■ Brief ■
Retype the records below exactly as they appear.

■ Stored rows ■
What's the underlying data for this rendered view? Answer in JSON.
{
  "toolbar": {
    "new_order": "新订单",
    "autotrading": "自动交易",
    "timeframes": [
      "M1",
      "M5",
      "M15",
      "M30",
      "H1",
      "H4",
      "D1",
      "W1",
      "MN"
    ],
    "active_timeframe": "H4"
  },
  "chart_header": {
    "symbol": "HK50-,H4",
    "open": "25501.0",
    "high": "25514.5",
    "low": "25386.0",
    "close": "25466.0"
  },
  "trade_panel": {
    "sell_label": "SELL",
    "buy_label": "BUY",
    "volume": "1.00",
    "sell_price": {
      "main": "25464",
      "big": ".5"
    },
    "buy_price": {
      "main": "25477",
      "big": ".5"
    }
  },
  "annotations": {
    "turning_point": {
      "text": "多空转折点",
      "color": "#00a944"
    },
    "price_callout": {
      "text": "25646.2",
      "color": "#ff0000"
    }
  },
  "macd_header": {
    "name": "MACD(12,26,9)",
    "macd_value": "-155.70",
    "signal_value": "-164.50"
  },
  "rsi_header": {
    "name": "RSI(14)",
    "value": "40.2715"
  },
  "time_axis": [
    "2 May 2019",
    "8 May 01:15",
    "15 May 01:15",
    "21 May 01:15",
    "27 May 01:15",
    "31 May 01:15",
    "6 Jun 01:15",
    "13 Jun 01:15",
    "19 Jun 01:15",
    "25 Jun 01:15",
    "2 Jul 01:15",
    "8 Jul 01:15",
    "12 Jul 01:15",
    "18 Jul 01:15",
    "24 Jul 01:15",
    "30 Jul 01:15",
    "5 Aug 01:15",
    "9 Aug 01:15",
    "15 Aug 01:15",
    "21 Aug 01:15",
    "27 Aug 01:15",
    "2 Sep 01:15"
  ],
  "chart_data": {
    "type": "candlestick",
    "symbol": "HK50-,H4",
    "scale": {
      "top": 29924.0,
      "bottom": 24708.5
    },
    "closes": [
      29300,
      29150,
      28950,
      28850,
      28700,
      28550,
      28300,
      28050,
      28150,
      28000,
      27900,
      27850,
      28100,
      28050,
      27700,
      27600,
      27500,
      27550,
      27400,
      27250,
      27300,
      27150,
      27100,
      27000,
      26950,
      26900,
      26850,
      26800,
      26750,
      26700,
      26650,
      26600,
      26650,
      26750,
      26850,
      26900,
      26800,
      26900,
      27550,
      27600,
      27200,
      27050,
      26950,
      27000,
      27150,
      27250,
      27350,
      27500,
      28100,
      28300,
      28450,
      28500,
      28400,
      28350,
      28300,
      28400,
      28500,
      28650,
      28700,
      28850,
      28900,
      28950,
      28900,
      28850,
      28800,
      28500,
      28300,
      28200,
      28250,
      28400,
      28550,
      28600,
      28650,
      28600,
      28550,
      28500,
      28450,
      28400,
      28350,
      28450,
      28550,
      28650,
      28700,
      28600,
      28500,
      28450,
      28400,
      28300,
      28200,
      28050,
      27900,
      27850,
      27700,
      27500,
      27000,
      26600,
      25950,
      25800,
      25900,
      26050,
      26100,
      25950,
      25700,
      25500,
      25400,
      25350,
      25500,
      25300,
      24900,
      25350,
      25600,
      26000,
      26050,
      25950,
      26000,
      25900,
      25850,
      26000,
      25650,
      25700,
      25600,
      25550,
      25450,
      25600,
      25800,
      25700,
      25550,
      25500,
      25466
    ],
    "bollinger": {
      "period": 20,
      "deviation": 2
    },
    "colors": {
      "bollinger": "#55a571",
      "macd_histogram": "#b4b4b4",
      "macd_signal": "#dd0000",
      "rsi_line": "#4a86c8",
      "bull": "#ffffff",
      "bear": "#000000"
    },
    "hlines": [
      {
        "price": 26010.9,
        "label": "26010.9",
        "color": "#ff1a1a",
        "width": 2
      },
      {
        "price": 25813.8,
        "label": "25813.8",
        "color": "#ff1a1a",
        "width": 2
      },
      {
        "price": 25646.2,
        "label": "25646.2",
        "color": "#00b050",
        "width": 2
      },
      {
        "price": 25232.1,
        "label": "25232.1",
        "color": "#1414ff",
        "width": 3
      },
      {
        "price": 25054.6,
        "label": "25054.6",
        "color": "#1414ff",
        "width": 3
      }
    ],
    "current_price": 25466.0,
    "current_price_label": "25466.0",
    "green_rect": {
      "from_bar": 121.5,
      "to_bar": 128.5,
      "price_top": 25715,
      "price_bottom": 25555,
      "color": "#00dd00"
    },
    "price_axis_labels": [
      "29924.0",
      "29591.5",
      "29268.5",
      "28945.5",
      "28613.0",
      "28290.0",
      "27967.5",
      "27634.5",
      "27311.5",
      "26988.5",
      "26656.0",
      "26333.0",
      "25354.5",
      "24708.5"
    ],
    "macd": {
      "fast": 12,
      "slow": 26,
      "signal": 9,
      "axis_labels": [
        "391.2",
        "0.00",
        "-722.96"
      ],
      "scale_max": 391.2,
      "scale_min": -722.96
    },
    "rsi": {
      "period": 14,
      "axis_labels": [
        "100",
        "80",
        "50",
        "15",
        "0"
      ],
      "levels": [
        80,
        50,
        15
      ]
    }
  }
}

■ Worked answer ■
What's the underlying data for this rendered view? Answer in JSON.
{
  "toolbar": {
    "new_order": "新订单",
    "autotrading": "自动交易",
    "timeframes": [
      "M1",
      "M5",
      "M15",
      "M30",
      "H1",
      "H4",
      "D1",
      "W1",
      "MN"
    ],
    "active_timeframe": "H4"
  },
  "chart_header": {
    "symbol": "HK50-,H4",
    "open": "25501.0",
    "high": "25514.5",
    "low": "25386.0",
    "close": "25466.0"
  },
  "trade_panel": {
    "sell_label": "SELL",
    "buy_label": "BUY",
    "volume": "1.00",
    "sell_price": {
      "main": "25464",
      "big": ".5"
    },
    "buy_price": {
      "main": "25477",
      "big": ".5"
    }
  },
  "annotations": {
    "turning_point": {
      "text": "多空转折点",
      "color": "#00a944"
    },
    "price_callout": {
      "text": "25646.2",
      "color": "#ff0000"
    }
  },
  "macd_header": {
    "name": "MACD(12,26,9)",
    "macd_value": "-155.70",
    "signal_value": "-164.50"
  },
  "rsi_header": {
    "name": "RSI(14)",
    "value": "40.2715"
  },
  "time_axis": [
    "2 May 2019",
    "8 May 01:15",
    "15 May 01:15",
    "21 May 01:15",
    "27 May 01:15",
    "31 May 01:15",
    "6 Jun 01:15",
    "13 Jun 01:15",
    "19 Jun 01:15",
    "25 Jun 01:15",
    "2 Jul 01:15",
    "8 Jul 01:15",
    "12 Jul 01:15",
    "18 Jul 01:15",
    "24 Jul 01:15",
    "30 Jul 01:15",
    "5 Aug 01:15",
    "9 Aug 01:15",
    "15 Aug 01:15",
    "21 Aug 01:15",
    "27 Aug 01:15",
    "2 Sep 01:15"
  ],
  "chart_data": {
    "type": "candlestick",
    "symbol": "HK50-,H4",
    "scale": {
      "top": 29924.0,
      "bottom": 24708.5
    },
    "closes": [
      29300,
      29150,
      28950,
      28850,
      28700,
      28550,
      28300,
      28050,
      28150,
      28000,
      27900,
      27850,
      28100,
      28050,
      27700,
      27600,
      27500,
      27550,
      27400,
      27250,
      27300,
      27150,
      27100,
      27000,
      26950,
      26900,
      26850,
      26800,
      26750,
      26700,
      26650,
      26600,
      26650,
      26750,
      26850,
      26900,
      26800,
      26900,
      27550,
      27600,
      27200,
      27050,
      26950,
      27000,
      27150,
      27250,
      27350,
      27500,
      28100,
      28300,
      28450,
      28500,
      28400,
      28350,
      28300,
      28400,
      28500,
      28650,
      28700,
      28850,
      28900,
      28950,
      28900,
      28850,
      28800,
      28500,
      28300,
      28200,
      28250,
      28400,
      28550,
      28600,
      28650,
      28600,
      28550,
      28500,
      28450,
      28400,
      28350,
      28450,
      28550,
      28650,
      28700,
      28600,
      28500,
      28450,
      28400,
      28300,
      28200,
      28050,
      27900,
      27850,
      27700,
      27500,
      27000,
      26600,
      25950,
      25800,
      25900,
      26050,
      26100,
      25950,
      25700,
      25500,
      25400,
      25350,
      25500,
      25300,
      24900,
      25350,
      25600,
      26000,
      26050,
      25950,
      26000,
      25900,
      25850,
      26000,
      25650,
      25700,
      25600,
      25550,
      25450,
      25600,
      25800,
      25700,
      25550,
      25500,
      25466
    ],
    "bollinger": {
      "period": 20,
      "deviation": 2
    },
    "colors": {
      "bollinger": "#55a571",
      "macd_histogram": "#b4b4b4",
      "macd_signal": "#dd0000",
      "rsi_line": "#4a86c8",
      "bull": "#ffffff",
      "bear": "#000000"
    },
    "hlines": [
      {
        "price": 26010.9,
        "label": "26010.9",
        "color": "#ff1a1a",
        "width": 2
      },
      {
        "price": 25813.8,
        "label": "25813.8",
        "color": "#ff1a1a",
        "width": 2
      },
      {
        "price": 25646.2,
        "label": "25646.2",
        "color": "#00b050",
        "width": 2
      },
      {
        "price": 25232.1,
        "label": "25232.1",
        "color": "#1414ff",
        "width": 3
      },
      {
        "price": 25054.6,
        "label": "25054.6",
        "color": "#1414ff",
        "width": 3
      }
    ],
    "current_price": 25466.0,
    "current_price_label": "25466.0",
    "green_rect": {
      "from_bar": 121.5,
      "to_bar": 128.5,
      "price_top": 25715,
      "price_bottom": 25555,
      "color": "#00dd00"
    },
    "price_axis_labels": [
      "29924.0",
      "29591.5",
      "29268.5",
      "28945.5",
      "28613.0",
      "28290.0",
      "27967.5",
      "27634.5",
      "27311.5",
      "26988.5",
      "26656.0",
      "26333.0",
      "25354.5",
      "24708.5"
    ],
    "macd": {
      "fast": 12,
      "slow": 26,
      "signal": 9,
      "axis_labels": [
        "391.2",
        "0.00",
        "-722.96"
      ],
      "scale_max": 391.2,
      "scale_min": -722.96
    },
    "rsi": {
      "period": 14,
      "axis_labels": [
        "100",
        "80",
        "50",
        "15",
        "0"
      ],
      "levels": [
        80,
        50,
        15
      ]
    }
  }
}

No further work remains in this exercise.